OBJECTIVE :: Exactly repeat the material, dropping every picture from the copy.

(Collected data)

● ● ●

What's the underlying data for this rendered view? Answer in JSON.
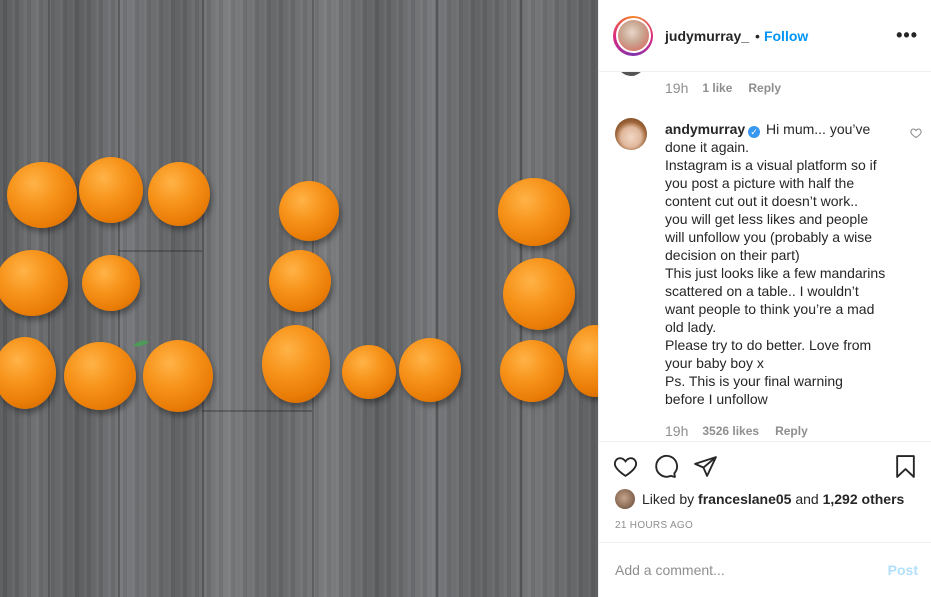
{
  "photo": {
    "alt_icon": "oranges-photo"
  },
  "header": {
    "username": "judymurray_",
    "separator": "•",
    "follow_label": "Follow",
    "more_icon": "more-horizontal-icon",
    "more_glyph": "•••"
  },
  "previous_comment": {
    "time": "19h",
    "likes": "1 like",
    "reply_label": "Reply"
  },
  "comment": {
    "username": "andymurray",
    "verified_glyph": "✓",
    "lines": [
      "Hi mum... you’ve",
      "done it again.",
      "Instagram is a visual platform so if",
      "you post a picture with half the",
      "content cut out it doesn’t work..",
      "you will get less likes and people",
      "will unfollow you (probably a wise",
      "decision on their part)",
      "This just looks like a few mandarins",
      "scattered on a table.. I wouldn’t",
      "want people to think you’re a mad",
      "old lady.",
      "Please try to do better. Love from",
      "your baby boy x",
      "Ps. This is your final warning",
      "before I unfollow"
    ],
    "time": "19h",
    "likes": "3526 likes",
    "reply_label": "Reply"
  },
  "actions": {
    "like_icon": "heart-icon",
    "comment_icon": "comment-icon",
    "share_icon": "share-icon",
    "save_icon": "bookmark-icon"
  },
  "likes": {
    "prefix": "Liked by",
    "user": "franceslane05",
    "middle": "and",
    "others": "1,292 others"
  },
  "timestamp": "21 hours ago",
  "add_comment": {
    "placeholder": "Add a comment...",
    "post_label": "Post",
    "post_color": "#b2dffc"
  },
  "colors": {
    "accent": "#0095f6",
    "verified": "#3897f0",
    "muted": "#8e8e8e"
  }
}
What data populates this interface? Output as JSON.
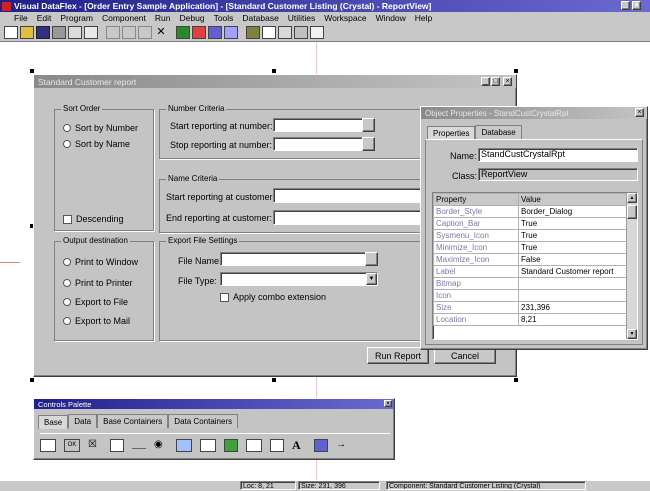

● ● ●

FINISHED TASK ::
What's the underlying data for this rendered view? Answer in JSON.
{
  "photo": {
    "alt_icon": "oranges-photo"
  },
  "header": {
    "username": "judymurray_",
    "separator": "•",
    "follow_label": "Follow",
    "more_icon": "more-horizontal-icon",
    "more_glyph": "•••"
  },
  "previous_comment": {
    "time": "19h",
    "likes": "1 like",
    "reply_label": "Reply"
  },
  "comment": {
    "username": "andymurray",
    "verified_glyph": "✓",
    "lines": [
      "Hi mum... you’ve",
      "done it again.",
      "Instagram is a visual platform so if",
      "you post a picture with half the",
      "content cut out it doesn’t work..",
      "you will get less likes and people",
      "will unfollow you (probably a wise",
      "decision on their part)",
      "This just looks like a few mandarins",
      "scattered on a table.. I wouldn’t",
      "want people to think you’re a mad",
      "old lady.",
      "Please try to do better. Love from",
      "your baby boy x",
      "Ps. This is your final warning",
      "before I unfollow"
    ],
    "time": "19h",
    "likes": "3526 likes",
    "reply_label": "Reply"
  },
  "actions": {
    "like_icon": "heart-icon",
    "comment_icon": "comment-icon",
    "share_icon": "share-icon",
    "save_icon": "bookmark-icon"
  },
  "likes": {
    "prefix": "Liked by",
    "user": "franceslane05",
    "middle": "and",
    "others": "1,292 others"
  },
  "timestamp": "21 hours ago",
  "add_comment": {
    "placeholder": "Add a comment...",
    "post_label": "Post",
    "post_color": "#b2dffc"
  },
  "colors": {
    "accent": "#0095f6",
    "verified": "#3897f0",
    "muted": "#8e8e8e"
  }
}
What data populates this interface? Output as JSON.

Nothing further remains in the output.